**Exercise aim:** Without changing a character, return the entries, but not the images they hold.

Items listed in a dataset
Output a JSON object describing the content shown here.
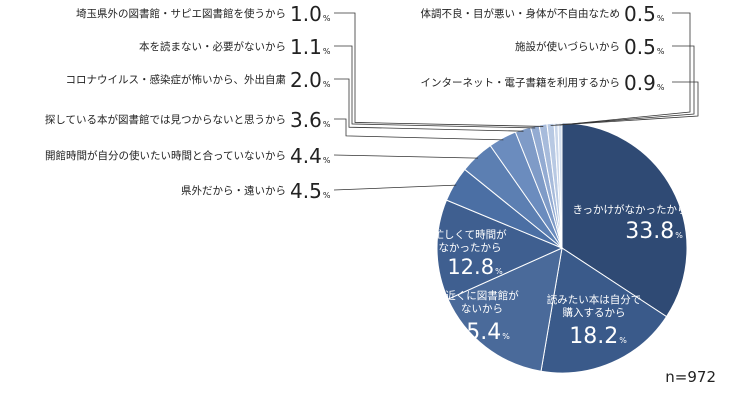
{
  "chart_data": {
    "type": "pie",
    "start": "top",
    "direction": "clockwise",
    "slices": [
      {
        "label": "きっかけがなかったから",
        "value": 33.8,
        "value_text": "33.8",
        "color": "#2f4a74"
      },
      {
        "label": "読みたい本は自分で購入するから",
        "value": 18.2,
        "value_text": "18.2",
        "color": "#3a5a8a"
      },
      {
        "label": "近くに図書館がないから",
        "value": 15.4,
        "value_text": "15.4",
        "color": "#4a6a9a"
      },
      {
        "label": "忙しくて時間がなかったから",
        "value": 12.8,
        "value_text": "12.8",
        "color": "#3f5f90"
      },
      {
        "label": "県外だから・遠いから",
        "value": 4.5,
        "value_text": "4.5",
        "color": "#4b6fa4"
      },
      {
        "label": "開館時間が自分の使いたい時間と合っていないから",
        "value": 4.4,
        "value_text": "4.4",
        "color": "#5c7fb2"
      },
      {
        "label": "探している本が図書館では見つからないと思うから",
        "value": 3.6,
        "value_text": "3.6",
        "color": "#6b8cbe"
      },
      {
        "label": "コロナウイルス・感染症が怖いから、外出自粛",
        "value": 2.0,
        "value_text": "2.0",
        "color": "#7f9bc7"
      },
      {
        "label": "本を読まない・必要がないから",
        "value": 1.1,
        "value_text": "1.1",
        "color": "#93abd2"
      },
      {
        "label": "埼玉県外の図書館・サピエ図書館を使うから",
        "value": 1.0,
        "value_text": "1.0",
        "color": "#a7bbdb"
      },
      {
        "label": "インターネット・電子書籍を利用するから",
        "value": 0.9,
        "value_text": "0.9",
        "color": "#b8c9e3"
      },
      {
        "label": "施設が使いづらいから",
        "value": 0.5,
        "value_text": "0.5",
        "color": "#c9d6ea"
      },
      {
        "label": "体調不良・目が悪い・身体が不自由なため",
        "value": 0.5,
        "value_text": "0.5",
        "color": "#d6e0ef"
      }
    ],
    "unit": "%",
    "note": "n=972"
  }
}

**The response:**
Output a JSON object describing the content shown here.
{
  "chart_data": {
    "type": "pie",
    "start": "top",
    "direction": "clockwise",
    "slices": [
      {
        "label": "きっかけがなかったから",
        "value": 33.8,
        "value_text": "33.8",
        "color": "#2f4a74"
      },
      {
        "label": "読みたい本は自分で購入するから",
        "value": 18.2,
        "value_text": "18.2",
        "color": "#3a5a8a"
      },
      {
        "label": "近くに図書館がないから",
        "value": 15.4,
        "value_text": "15.4",
        "color": "#4a6a9a"
      },
      {
        "label": "忙しくて時間がなかったから",
        "value": 12.8,
        "value_text": "12.8",
        "color": "#3f5f90"
      },
      {
        "label": "県外だから・遠いから",
        "value": 4.5,
        "value_text": "4.5",
        "color": "#4b6fa4"
      },
      {
        "label": "開館時間が自分の使いたい時間と合っていないから",
        "value": 4.4,
        "value_text": "4.4",
        "color": "#5c7fb2"
      },
      {
        "label": "探している本が図書館では見つからないと思うから",
        "value": 3.6,
        "value_text": "3.6",
        "color": "#6b8cbe"
      },
      {
        "label": "コロナウイルス・感染症が怖いから、外出自粛",
        "value": 2.0,
        "value_text": "2.0",
        "color": "#7f9bc7"
      },
      {
        "label": "本を読まない・必要がないから",
        "value": 1.1,
        "value_text": "1.1",
        "color": "#93abd2"
      },
      {
        "label": "埼玉県外の図書館・サピエ図書館を使うから",
        "value": 1.0,
        "value_text": "1.0",
        "color": "#a7bbdb"
      },
      {
        "label": "インターネット・電子書籍を利用するから",
        "value": 0.9,
        "value_text": "0.9",
        "color": "#b8c9e3"
      },
      {
        "label": "施設が使いづらいから",
        "value": 0.5,
        "value_text": "0.5",
        "color": "#c9d6ea"
      },
      {
        "label": "体調不良・目が悪い・身体が不自由なため",
        "value": 0.5,
        "value_text": "0.5",
        "color": "#d6e0ef"
      }
    ],
    "unit": "%",
    "note": "n=972"
  }
}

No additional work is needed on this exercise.